**PROBLEM TO SOLVE**
Which lines contain the string "Produtividade"? Please list every one of them.

[Records from a dataset]
....

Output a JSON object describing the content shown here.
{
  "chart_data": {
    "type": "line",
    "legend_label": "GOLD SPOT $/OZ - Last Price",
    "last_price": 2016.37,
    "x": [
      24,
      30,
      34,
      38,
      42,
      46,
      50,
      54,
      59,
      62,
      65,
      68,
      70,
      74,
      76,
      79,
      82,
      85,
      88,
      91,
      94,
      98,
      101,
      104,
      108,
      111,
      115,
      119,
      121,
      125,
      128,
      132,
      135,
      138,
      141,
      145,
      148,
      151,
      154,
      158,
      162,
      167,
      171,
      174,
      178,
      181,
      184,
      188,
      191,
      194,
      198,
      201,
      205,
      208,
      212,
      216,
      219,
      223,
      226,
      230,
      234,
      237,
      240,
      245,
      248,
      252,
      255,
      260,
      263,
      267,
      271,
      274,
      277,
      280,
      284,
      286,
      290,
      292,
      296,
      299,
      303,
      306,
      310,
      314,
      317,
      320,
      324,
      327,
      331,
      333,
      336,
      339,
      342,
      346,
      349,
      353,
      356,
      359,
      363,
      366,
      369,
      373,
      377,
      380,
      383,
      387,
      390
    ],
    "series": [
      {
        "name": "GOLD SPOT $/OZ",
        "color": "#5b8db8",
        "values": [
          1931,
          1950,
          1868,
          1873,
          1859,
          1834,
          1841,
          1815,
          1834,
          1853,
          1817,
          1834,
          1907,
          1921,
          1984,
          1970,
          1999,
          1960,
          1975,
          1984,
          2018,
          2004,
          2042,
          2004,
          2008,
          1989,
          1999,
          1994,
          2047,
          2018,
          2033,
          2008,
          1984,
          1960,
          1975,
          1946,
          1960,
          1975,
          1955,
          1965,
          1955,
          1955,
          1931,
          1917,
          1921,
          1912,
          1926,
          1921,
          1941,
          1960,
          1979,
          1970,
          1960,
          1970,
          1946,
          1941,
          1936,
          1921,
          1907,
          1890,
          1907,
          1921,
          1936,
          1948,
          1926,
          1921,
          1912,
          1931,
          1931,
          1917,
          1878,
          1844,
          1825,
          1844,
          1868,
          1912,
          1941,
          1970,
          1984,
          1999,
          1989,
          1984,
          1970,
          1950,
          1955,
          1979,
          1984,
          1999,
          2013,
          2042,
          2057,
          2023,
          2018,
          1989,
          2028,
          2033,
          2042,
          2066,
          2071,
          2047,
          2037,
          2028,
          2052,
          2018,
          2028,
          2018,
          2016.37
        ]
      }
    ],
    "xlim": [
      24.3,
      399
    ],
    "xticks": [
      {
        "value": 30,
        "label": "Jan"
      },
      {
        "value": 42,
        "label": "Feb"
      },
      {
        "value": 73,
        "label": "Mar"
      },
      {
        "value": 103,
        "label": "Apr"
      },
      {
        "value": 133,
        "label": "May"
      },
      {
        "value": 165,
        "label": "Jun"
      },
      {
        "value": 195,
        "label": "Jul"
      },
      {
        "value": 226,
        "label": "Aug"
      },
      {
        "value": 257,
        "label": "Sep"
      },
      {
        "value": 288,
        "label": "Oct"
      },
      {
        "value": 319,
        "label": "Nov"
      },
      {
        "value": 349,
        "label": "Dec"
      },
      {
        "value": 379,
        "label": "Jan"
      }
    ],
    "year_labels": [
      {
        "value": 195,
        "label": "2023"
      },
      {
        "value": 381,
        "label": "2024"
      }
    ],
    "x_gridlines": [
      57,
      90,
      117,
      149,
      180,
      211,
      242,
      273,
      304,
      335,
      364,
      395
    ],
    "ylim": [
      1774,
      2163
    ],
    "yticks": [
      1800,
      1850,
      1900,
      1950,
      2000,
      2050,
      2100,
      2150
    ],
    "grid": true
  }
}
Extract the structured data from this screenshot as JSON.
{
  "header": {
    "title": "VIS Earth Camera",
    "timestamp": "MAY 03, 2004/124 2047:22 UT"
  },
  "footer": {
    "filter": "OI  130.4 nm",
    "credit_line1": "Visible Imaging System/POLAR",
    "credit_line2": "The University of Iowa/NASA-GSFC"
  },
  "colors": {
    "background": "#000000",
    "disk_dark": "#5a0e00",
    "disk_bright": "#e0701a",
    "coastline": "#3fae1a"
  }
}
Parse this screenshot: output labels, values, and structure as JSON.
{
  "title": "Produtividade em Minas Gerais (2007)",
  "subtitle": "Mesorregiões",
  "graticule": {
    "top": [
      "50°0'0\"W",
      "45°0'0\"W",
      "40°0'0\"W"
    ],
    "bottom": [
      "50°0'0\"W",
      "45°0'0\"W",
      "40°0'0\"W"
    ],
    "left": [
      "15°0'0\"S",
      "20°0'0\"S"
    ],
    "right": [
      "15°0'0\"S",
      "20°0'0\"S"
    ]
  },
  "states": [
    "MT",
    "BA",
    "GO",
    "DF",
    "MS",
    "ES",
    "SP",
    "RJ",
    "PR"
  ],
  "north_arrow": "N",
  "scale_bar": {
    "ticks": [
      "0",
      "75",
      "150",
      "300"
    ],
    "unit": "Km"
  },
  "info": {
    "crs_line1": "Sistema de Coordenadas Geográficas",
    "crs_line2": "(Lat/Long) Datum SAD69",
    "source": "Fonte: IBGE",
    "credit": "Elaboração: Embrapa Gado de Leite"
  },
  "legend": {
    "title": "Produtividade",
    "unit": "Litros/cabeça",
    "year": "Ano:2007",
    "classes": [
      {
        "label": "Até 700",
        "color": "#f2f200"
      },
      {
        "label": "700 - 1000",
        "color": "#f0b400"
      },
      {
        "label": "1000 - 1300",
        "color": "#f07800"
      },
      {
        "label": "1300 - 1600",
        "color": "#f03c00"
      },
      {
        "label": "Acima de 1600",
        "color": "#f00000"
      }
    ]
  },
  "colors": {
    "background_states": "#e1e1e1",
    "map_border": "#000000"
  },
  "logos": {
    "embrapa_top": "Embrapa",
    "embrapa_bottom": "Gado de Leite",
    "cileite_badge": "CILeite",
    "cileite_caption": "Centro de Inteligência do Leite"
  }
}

....

**TASK RESPONSE**
  "title": "Produtividade em Minas Gerais (2007)",
    "title": "Produtividade",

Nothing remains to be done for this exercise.